(Set problem) Produce the listing below again, exactly as shown.

(Extracted data entries)
--------------------

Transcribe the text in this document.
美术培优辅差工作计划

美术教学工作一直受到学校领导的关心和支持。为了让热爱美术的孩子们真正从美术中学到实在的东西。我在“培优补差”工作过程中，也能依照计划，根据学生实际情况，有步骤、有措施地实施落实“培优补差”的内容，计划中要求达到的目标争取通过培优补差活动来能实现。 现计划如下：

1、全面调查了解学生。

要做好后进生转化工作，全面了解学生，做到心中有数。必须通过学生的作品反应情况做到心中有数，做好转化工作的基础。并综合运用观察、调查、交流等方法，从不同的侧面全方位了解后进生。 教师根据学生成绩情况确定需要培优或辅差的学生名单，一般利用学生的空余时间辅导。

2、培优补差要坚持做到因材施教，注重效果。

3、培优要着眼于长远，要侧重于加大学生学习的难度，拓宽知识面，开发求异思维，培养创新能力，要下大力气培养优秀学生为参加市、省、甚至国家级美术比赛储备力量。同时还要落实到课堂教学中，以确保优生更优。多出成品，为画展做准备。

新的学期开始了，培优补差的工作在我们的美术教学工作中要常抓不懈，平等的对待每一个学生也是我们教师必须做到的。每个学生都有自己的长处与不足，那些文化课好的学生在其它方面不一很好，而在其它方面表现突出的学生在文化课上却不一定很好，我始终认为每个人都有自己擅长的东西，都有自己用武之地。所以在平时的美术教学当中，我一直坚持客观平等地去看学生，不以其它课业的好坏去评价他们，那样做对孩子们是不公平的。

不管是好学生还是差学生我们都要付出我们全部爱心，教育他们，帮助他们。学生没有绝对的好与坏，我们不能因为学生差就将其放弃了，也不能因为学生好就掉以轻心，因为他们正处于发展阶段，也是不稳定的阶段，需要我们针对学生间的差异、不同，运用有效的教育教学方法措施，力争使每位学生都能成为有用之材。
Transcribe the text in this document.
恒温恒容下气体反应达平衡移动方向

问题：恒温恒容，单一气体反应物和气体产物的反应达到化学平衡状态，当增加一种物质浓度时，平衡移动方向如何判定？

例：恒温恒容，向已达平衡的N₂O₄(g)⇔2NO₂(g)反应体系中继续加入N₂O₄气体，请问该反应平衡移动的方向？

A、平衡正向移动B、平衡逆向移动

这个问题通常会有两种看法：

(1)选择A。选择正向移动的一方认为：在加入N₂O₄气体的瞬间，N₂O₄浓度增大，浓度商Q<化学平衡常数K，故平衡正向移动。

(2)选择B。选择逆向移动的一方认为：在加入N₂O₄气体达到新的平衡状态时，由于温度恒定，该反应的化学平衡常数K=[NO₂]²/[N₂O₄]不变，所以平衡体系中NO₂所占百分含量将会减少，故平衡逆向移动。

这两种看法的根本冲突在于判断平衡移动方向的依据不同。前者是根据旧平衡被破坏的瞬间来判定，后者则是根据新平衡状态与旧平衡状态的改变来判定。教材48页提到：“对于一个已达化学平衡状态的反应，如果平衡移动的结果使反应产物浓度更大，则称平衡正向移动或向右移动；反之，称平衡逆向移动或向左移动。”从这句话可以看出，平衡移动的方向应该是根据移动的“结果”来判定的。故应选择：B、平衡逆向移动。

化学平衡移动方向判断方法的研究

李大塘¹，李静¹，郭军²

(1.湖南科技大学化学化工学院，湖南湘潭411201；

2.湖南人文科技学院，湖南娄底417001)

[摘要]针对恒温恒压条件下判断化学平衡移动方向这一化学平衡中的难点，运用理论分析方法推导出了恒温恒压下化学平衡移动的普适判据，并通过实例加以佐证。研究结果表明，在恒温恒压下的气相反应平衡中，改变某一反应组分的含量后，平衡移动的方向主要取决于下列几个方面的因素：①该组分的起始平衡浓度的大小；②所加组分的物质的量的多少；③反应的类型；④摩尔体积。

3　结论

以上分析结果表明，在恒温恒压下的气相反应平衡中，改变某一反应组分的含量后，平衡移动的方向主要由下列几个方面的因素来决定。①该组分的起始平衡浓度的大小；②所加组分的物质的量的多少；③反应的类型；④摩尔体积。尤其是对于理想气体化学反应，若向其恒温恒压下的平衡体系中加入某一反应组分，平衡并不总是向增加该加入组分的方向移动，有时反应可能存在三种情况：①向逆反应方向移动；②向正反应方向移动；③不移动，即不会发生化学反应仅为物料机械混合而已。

--------------------

(Exercise response)
Transcribe the text in this document.
美术培优辅差工作计划

美术教学工作一直受到学校领导的关心和支持。为了让热爱美术的孩子们真正从美术中学到实在的东西。我在“培优补差”工作过程中，也能依照计划，根据学生实际情况，有步骤、有措施地实施落实“培优补差”的内容，计划中要求达到的目标争取通过培优补差活动来能实现。 现计划如下：

1、全面调查了解学生。

要做好后进生转化工作，全面了解学生，做到心中有数。必须通过学生的作品反应情况做到心中有数，做好转化工作的基础。并综合运用观察、调查、交流等方法，从不同的侧面全方位了解后进生。 教师根据学生成绩情况确定需要培优或辅差的学生名单，一般利用学生的空余时间辅导。

2、培优补差要坚持做到因材施教，注重效果。

3、培优要着眼于长远，要侧重于加大学生学习的难度，拓宽知识面，开发求异思维，培养创新能力，要下大力气培养优秀学生为参加市、省、甚至国家级美术比赛储备力量。同时还要落实到课堂教学中，以确保优生更优。多出成品，为画展做准备。

新的学期开始了，培优补差的工作在我们的美术教学工作中要常抓不懈，平等的对待每一个学生也是我们教师必须做到的。每个学生都有自己的长处与不足，那些文化课好的学生在其它方面不一很好，而在其它方面表现突出的学生在文化课上却不一定很好，我始终认为每个人都有自己擅长的东西，都有自己用武之地。所以在平时的美术教学当中，我一直坚持客观平等地去看学生，不以其它课业的好坏去评价他们，那样做对孩子们是不公平的。

不管是好学生还是差学生我们都要付出我们全部爱心，教育他们，帮助他们。学生没有绝对的好与坏，我们不能因为学生差就将其放弃了，也不能因为学生好就掉以轻心，因为他们正处于发展阶段，也是不稳定的阶段，需要我们针对学生间的差异、不同，运用有效的教育教学方法措施，力争使每位学生都能成为有用之材。
Transcribe the text in this document.
恒温恒容下气体反应达平衡移动方向

问题：恒温恒容，单一气体反应物和气体产物的反应达到化学平衡状态，当增加一种物质浓度时，平衡移动方向如何判定？

例：恒温恒容，向已达平衡的N₂O₄(g)⇔2NO₂(g)反应体系中继续加入N₂O₄气体，请问该反应平衡移动的方向？

A、平衡正向移动B、平衡逆向移动

这个问题通常会有两种看法：

(1)选择A。选择正向移动的一方认为：在加入N₂O₄气体的瞬间，N₂O₄浓度增大，浓度商Q<化学平衡常数K，故平衡正向移动。

(2)选择B。选择逆向移动的一方认为：在加入N₂O₄气体达到新的平衡状态时，由于温度恒定，该反应的化学平衡常数K=[NO₂]²/[N₂O₄]不变，所以平衡体系中NO₂所占百分含量将会减少，故平衡逆向移动。

这两种看法的根本冲突在于判断平衡移动方向的依据不同。前者是根据旧平衡被破坏的瞬间来判定，后者则是根据新平衡状态与旧平衡状态的改变来判定。教材48页提到：“对于一个已达化学平衡状态的反应，如果平衡移动的结果使反应产物浓度更大，则称平衡正向移动或向右移动；反之，称平衡逆向移动或向左移动。”从这句话可以看出，平衡移动的方向应该是根据移动的“结果”来判定的。故应选择：B、平衡逆向移动。

化学平衡移动方向判断方法的研究

李大塘¹，李静¹，郭军²

(1.湖南科技大学化学化工学院，湖南湘潭411201；

2.湖南人文科技学院，湖南娄底417001)

[摘要]针对恒温恒压条件下判断化学平衡移动方向这一化学平衡中的难点，运用理论分析方法推导出了恒温恒压下化学平衡移动的普适判据，并通过实例加以佐证。研究结果表明，在恒温恒压下的气相反应平衡中，改变某一反应组分的含量后，平衡移动的方向主要取决于下列几个方面的因素：①该组分的起始平衡浓度的大小；②所加组分的物质的量的多少；③反应的类型；④摩尔体积。

3　结论

以上分析结果表明，在恒温恒压下的气相反应平衡中，改变某一反应组分的含量后，平衡移动的方向主要由下列几个方面的因素来决定。①该组分的起始平衡浓度的大小；②所加组分的物质的量的多少；③反应的类型；④摩尔体积。尤其是对于理想气体化学反应，若向其恒温恒压下的平衡体系中加入某一反应组分，平衡并不总是向增加该加入组分的方向移动，有时反应可能存在三种情况：①向逆反应方向移动；②向正反应方向移动；③不移动，即不会发生化学反应仅为物料机械混合而已。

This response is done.